#### RECORDS SHOWN
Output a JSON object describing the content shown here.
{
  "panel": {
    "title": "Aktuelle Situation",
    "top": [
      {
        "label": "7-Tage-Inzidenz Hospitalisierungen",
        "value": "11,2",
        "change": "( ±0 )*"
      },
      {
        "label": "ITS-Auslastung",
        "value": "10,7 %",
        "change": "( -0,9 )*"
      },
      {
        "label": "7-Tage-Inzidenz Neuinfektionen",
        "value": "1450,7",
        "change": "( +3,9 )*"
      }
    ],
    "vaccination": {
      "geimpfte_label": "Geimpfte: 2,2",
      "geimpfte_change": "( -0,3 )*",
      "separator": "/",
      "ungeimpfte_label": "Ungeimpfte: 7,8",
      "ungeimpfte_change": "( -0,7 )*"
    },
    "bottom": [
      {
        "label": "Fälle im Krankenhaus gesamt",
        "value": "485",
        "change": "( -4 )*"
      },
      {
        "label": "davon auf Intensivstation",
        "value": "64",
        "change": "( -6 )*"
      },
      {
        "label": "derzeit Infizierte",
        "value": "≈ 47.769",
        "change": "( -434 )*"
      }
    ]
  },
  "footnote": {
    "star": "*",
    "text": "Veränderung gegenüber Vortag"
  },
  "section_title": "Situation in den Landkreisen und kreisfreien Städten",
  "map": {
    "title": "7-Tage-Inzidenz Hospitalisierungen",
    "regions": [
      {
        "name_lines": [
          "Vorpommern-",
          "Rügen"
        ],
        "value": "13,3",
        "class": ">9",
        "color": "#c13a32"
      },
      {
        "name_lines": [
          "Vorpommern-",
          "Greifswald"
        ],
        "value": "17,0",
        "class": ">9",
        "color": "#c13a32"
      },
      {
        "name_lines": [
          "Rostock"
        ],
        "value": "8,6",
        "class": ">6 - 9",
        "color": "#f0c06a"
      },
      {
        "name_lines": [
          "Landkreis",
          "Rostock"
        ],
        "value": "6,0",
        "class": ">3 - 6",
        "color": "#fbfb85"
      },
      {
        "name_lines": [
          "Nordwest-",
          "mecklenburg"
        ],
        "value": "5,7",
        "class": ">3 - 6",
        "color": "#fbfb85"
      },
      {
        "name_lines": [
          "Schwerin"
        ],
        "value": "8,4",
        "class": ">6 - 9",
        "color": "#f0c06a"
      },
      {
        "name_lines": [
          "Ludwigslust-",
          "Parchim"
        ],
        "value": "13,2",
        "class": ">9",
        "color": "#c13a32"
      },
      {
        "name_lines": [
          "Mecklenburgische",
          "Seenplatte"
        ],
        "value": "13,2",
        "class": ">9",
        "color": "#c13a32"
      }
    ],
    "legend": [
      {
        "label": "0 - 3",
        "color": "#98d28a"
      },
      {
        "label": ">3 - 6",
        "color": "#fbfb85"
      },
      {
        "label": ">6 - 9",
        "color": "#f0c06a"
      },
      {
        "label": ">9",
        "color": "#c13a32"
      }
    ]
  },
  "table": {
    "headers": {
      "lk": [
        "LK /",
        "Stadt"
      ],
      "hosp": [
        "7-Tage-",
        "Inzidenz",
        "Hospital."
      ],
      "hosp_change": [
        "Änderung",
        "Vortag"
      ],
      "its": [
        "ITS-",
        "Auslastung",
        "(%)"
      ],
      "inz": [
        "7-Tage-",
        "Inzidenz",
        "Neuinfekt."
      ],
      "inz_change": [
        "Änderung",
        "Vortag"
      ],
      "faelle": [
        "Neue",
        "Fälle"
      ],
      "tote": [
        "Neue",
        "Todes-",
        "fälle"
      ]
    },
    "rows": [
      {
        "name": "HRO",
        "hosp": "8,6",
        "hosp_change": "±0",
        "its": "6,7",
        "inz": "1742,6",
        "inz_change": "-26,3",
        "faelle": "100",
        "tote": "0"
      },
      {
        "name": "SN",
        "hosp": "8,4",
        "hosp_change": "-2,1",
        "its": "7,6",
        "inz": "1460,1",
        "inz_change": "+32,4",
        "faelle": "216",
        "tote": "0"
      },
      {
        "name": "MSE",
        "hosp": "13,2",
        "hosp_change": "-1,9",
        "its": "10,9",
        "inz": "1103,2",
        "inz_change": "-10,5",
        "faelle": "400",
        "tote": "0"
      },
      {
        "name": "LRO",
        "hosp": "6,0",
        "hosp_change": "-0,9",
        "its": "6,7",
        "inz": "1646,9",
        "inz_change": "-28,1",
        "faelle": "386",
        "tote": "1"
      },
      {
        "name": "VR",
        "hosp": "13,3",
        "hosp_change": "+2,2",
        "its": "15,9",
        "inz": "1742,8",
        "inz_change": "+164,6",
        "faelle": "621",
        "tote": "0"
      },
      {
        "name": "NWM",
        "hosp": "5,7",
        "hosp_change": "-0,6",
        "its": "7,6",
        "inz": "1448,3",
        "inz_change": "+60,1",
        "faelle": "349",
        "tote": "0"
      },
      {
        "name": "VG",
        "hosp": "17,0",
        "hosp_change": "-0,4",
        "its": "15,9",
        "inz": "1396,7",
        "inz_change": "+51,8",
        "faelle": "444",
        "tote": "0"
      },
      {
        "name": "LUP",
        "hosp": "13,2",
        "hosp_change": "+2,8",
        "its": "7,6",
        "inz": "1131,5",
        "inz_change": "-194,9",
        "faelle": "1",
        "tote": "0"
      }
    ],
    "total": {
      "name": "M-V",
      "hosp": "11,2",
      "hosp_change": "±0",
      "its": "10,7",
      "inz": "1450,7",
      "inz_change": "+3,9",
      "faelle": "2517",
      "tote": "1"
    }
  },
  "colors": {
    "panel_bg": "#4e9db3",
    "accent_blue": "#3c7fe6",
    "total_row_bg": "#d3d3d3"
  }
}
########
*WHAT YOU HAVE TO DO:* Look above for every line with the word "Tage" and copy it.

*COMPLETE RESPONSE:*
        "label": "7-Tage-Inzidenz Hospitalisierungen",
        "label": "7-Tage-Inzidenz Neuinfektionen",
    "title": "7-Tage-Inzidenz Hospitalisierungen",
        "7-Tage-",
        "7-Tage-",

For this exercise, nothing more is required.